- _Exercise aim_: Pick out all lines of the entries that include the word "number" and copy them.

Extracted data entries:
.....

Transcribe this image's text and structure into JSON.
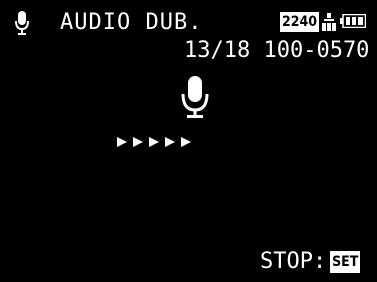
{
  "top_bar": {
    "mode_icon": "microphone-icon",
    "mode_label": "AUDIO DUB.",
    "resolution": "2240",
    "quality_icon": "quality-icon",
    "battery_icon": "battery-icon"
  },
  "counter": "13/18 100-0570",
  "center_icon": "microphone-icon",
  "progress": {
    "icon": "play-arrows-icon",
    "arrow_count": 5
  },
  "footer": {
    "stop_label": "STOP:",
    "set_key_label": "SET"
  },
  "colors": {
    "background": "#000000",
    "foreground": "#ffffff",
    "badge_text": "#000000"
  }
}
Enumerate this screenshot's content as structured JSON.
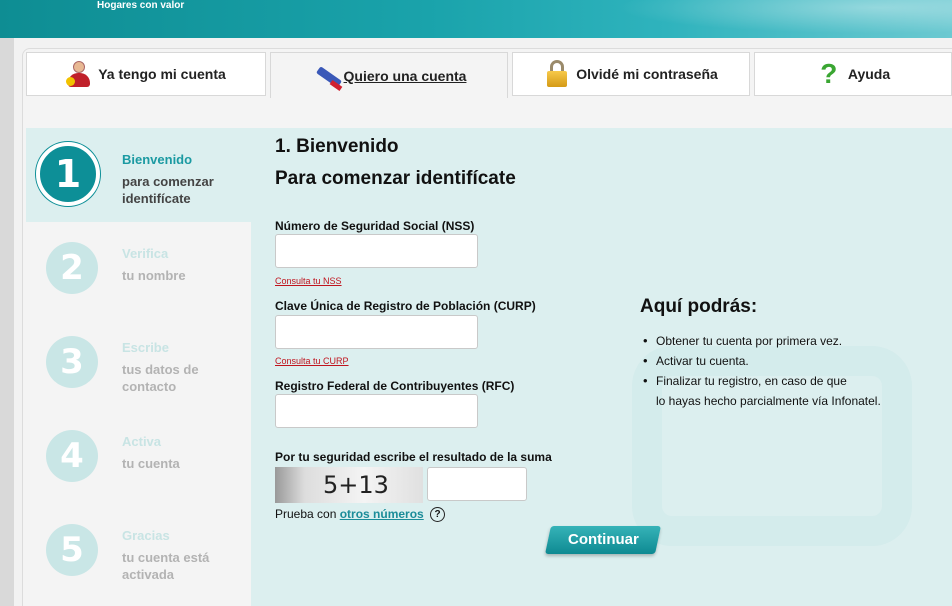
{
  "header": {
    "tagline": "Hogares con valor"
  },
  "tabs": [
    {
      "label": "Ya tengo mi cuenta",
      "icon": "user-icon"
    },
    {
      "label": "Quiero una cuenta",
      "icon": "pencil-icon",
      "active": true
    },
    {
      "label": "Olvidé mi contraseña",
      "icon": "lock-icon"
    },
    {
      "label": "Ayuda",
      "icon": "question-icon"
    }
  ],
  "steps": [
    {
      "number": "1",
      "title": "Bienvenido",
      "subtitle": "para comenzar identifícate",
      "active": true
    },
    {
      "number": "2",
      "title": "Verifica",
      "subtitle": "tu nombre"
    },
    {
      "number": "3",
      "title": "Escribe",
      "subtitle": "tus datos de contacto"
    },
    {
      "number": "4",
      "title": "Activa",
      "subtitle": "tu cuenta"
    },
    {
      "number": "5",
      "title": "Gracias",
      "subtitle": "tu cuenta está activada"
    }
  ],
  "form": {
    "heading": "1. Bienvenido",
    "subheading": "Para comenzar identifícate",
    "nss_label": "Número de Seguridad Social (NSS)",
    "nss_value": "",
    "nss_link": "Consulta tu NSS",
    "curp_label": "Clave Única de Registro de Población (CURP)",
    "curp_value": "",
    "curp_link": "Consulta tu CURP",
    "rfc_label": "Registro Federal de Contribuyentes (RFC)",
    "rfc_value": "",
    "captcha_label": "Por tu seguridad escribe el resultado de la suma",
    "captcha_text": "5+13",
    "captcha_value": "",
    "retry_prefix": "Prueba con ",
    "retry_link": "otros números",
    "help_glyph": "?",
    "continue_label": "Continuar"
  },
  "info": {
    "title": "Aquí podrás:",
    "items": [
      "Obtener tu cuenta por primera vez.",
      "Activar tu cuenta.",
      "Finalizar tu registro, en caso de que"
    ],
    "continuation": "lo hayas hecho parcialmente vía Infonatel."
  },
  "colors": {
    "accent": "#0d8f97",
    "link_red": "#c0141e",
    "panel_bg": "#dcefef"
  }
}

.....

- _Task answer_:
      "number": "1",
      "number": "2",
      "number": "3",
      "number": "4",
      "number": "5",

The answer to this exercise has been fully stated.